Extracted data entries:
○ ○ ○
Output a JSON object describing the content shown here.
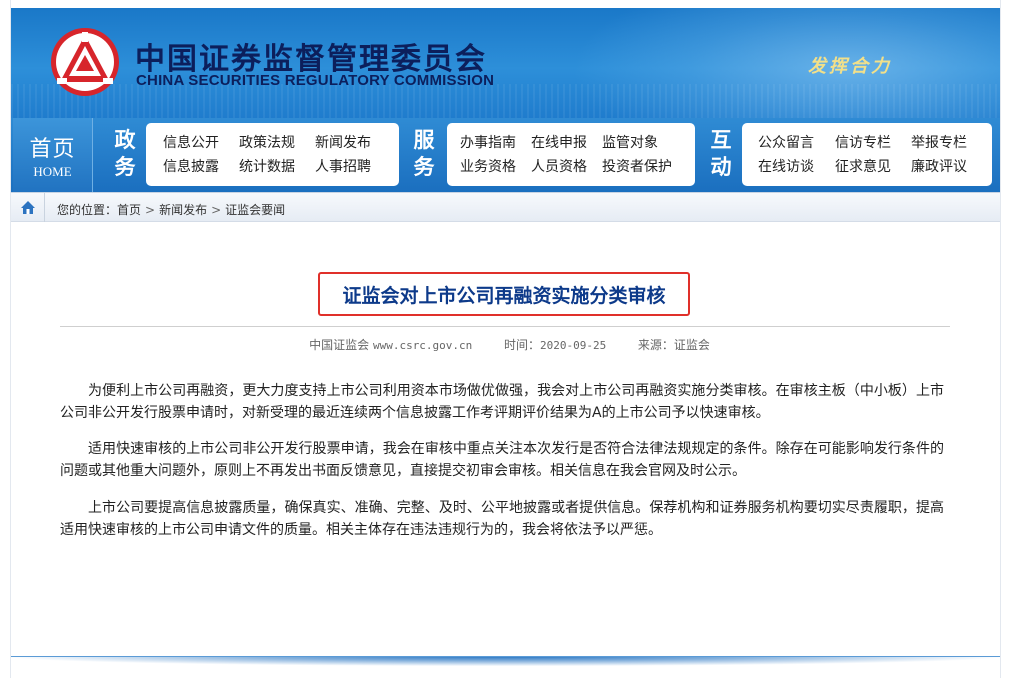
{
  "header": {
    "cn_title": "中国证券监督管理委员会",
    "en_title": "CHINA SECURITIES REGULATORY COMMISSION",
    "slogan": "发挥合力",
    "colors": {
      "banner": "#1a78c8",
      "title": "#0c1f5c",
      "slogan": "#f2e08a",
      "logo_red": "#d7252b"
    }
  },
  "nav": {
    "home_cn": "首页",
    "home_en": "HOME",
    "sections": [
      {
        "label": [
          "政",
          "务"
        ],
        "items": [
          "信息公开",
          "政策法规",
          "新闻发布",
          "信息披露",
          "统计数据",
          "人事招聘"
        ]
      },
      {
        "label": [
          "服",
          "务"
        ],
        "items": [
          "办事指南",
          "在线申报",
          "监管对象",
          "业务资格",
          "人员资格",
          "投资者保护"
        ]
      },
      {
        "label": [
          "互",
          "动"
        ],
        "items": [
          "公众留言",
          "信访专栏",
          "举报专栏",
          "在线访谈",
          "征求意见",
          "廉政评议"
        ]
      }
    ]
  },
  "breadcrumb": {
    "home_icon": "house-icon",
    "prefix": "您的位置：",
    "items": [
      "首页",
      "新闻发布",
      "证监会要闻"
    ],
    "separator": ">"
  },
  "article": {
    "title": "证监会对上市公司再融资实施分类审核",
    "title_border_color": "#e0302a",
    "meta": {
      "site": "中国证监会",
      "url": "www.csrc.gov.cn",
      "time_label": "时间：",
      "time": "2020-09-25",
      "source_label": "来源：",
      "source": "证监会"
    },
    "paragraphs": [
      "为便利上市公司再融资，更大力度支持上市公司利用资本市场做优做强，我会对上市公司再融资实施分类审核。在审核主板（中小板）上市公司非公开发行股票申请时，对新受理的最近连续两个信息披露工作考评期评价结果为A的上市公司予以快速审核。",
      "适用快速审核的上市公司非公开发行股票申请，我会在审核中重点关注本次发行是否符合法律法规规定的条件。除存在可能影响发行条件的问题或其他重大问题外，原则上不再发出书面反馈意见，直接提交初审会审核。相关信息在我会官网及时公示。",
      "上市公司要提高信息披露质量，确保真实、准确、完整、及时、公平地披露或者提供信息。保荐机构和证券服务机构要切实尽责履职，提高适用快速审核的上市公司申请文件的质量。相关主体存在违法违规行为的，我会将依法予以严惩。"
    ]
  }
}
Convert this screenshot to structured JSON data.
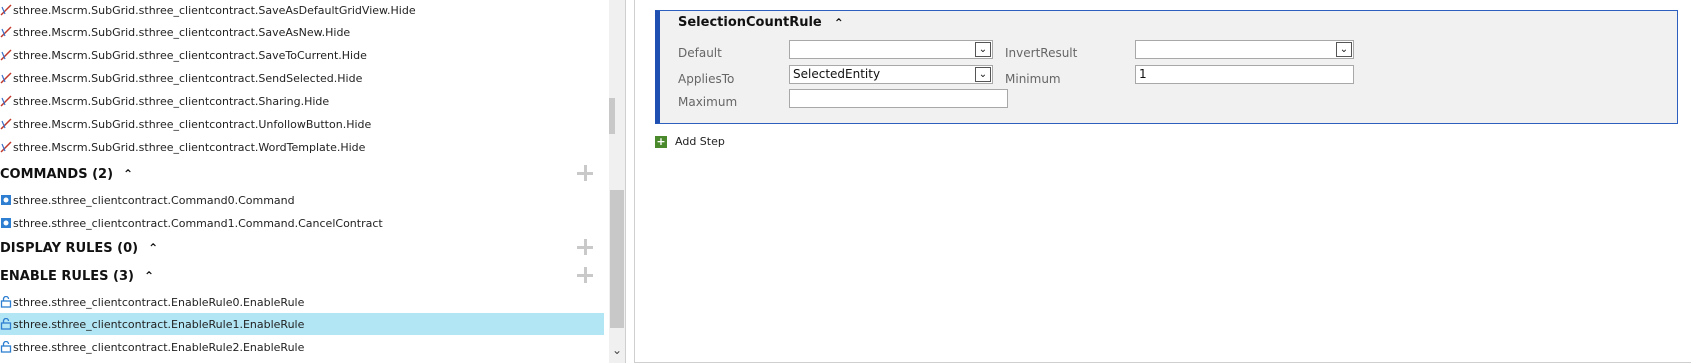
{
  "tree": {
    "hide_rules": [
      "sthree.Mscrm.SubGrid.sthree_clientcontract.SaveAsDefaultGridView.Hide",
      "sthree.Mscrm.SubGrid.sthree_clientcontract.SaveAsNew.Hide",
      "sthree.Mscrm.SubGrid.sthree_clientcontract.SaveToCurrent.Hide",
      "sthree.Mscrm.SubGrid.sthree_clientcontract.SendSelected.Hide",
      "sthree.Mscrm.SubGrid.sthree_clientcontract.Sharing.Hide",
      "sthree.Mscrm.SubGrid.sthree_clientcontract.UnfollowButton.Hide",
      "sthree.Mscrm.SubGrid.sthree_clientcontract.WordTemplate.Hide"
    ],
    "commands_header": "COMMANDS (2)",
    "commands": [
      "sthree.sthree_clientcontract.Command0.Command",
      "sthree.sthree_clientcontract.Command1.Command.CancelContract"
    ],
    "display_rules_header": "DISPLAY RULES (0)",
    "enable_rules_header": "ENABLE RULES (3)",
    "enable_rules": [
      "sthree.sthree_clientcontract.EnableRule0.EnableRule",
      "sthree.sthree_clientcontract.EnableRule1.EnableRule",
      "sthree.sthree_clientcontract.EnableRule2.EnableRule"
    ],
    "selected_enable_rule_index": 1
  },
  "icons": {
    "hide_rule": "hidden-rule-icon",
    "command": "command-icon",
    "enable_rule": "enable-rule-icon",
    "collapse": "chevron-up-icon",
    "add": "plus-icon",
    "scroll_down": "chevron-down-icon"
  },
  "rule_card": {
    "title": "SelectionCountRule",
    "default_label": "Default",
    "default_value": "",
    "invert_result_label": "InvertResult",
    "invert_result_value": "",
    "applies_to_label": "AppliesTo",
    "applies_to_value": "SelectedEntity",
    "minimum_label": "Minimum",
    "minimum_value": "1",
    "maximum_label": "Maximum",
    "maximum_value": ""
  },
  "add_step_label": "Add Step",
  "colors": {
    "selection": "#b3e6f4",
    "card_border": "#1f4fb0",
    "add_icon": "#4a8a2c"
  }
}
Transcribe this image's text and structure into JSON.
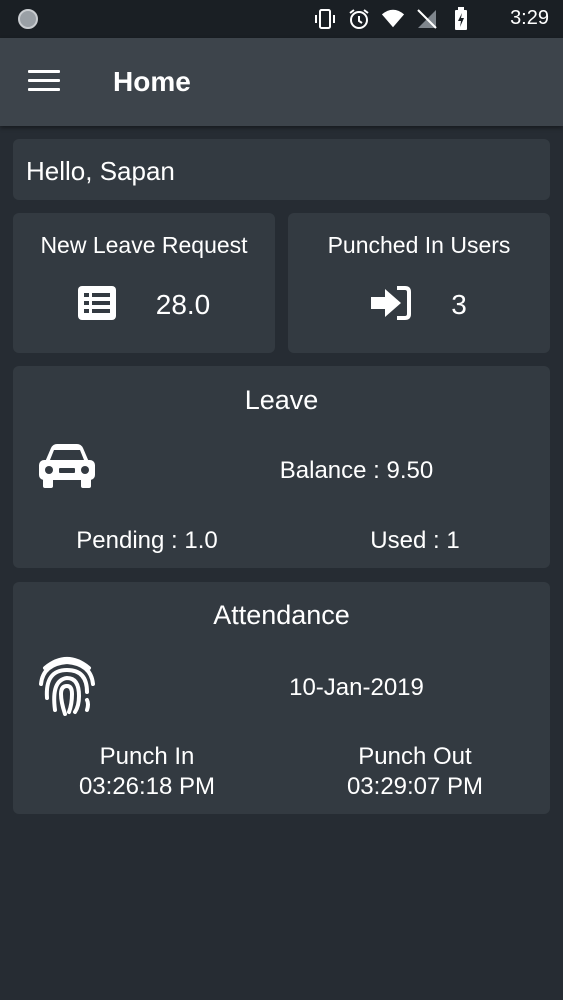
○ ○ ○
Task objective: The lines to collect are those holding the string "EnableRule"; copy them all.

Problem solution:
      "sthree.sthree_clientcontract.EnableRule0.EnableRule",
      "sthree.sthree_clientcontract.EnableRule1.EnableRule",
      "sthree.sthree_clientcontract.EnableRule2.EnableRule"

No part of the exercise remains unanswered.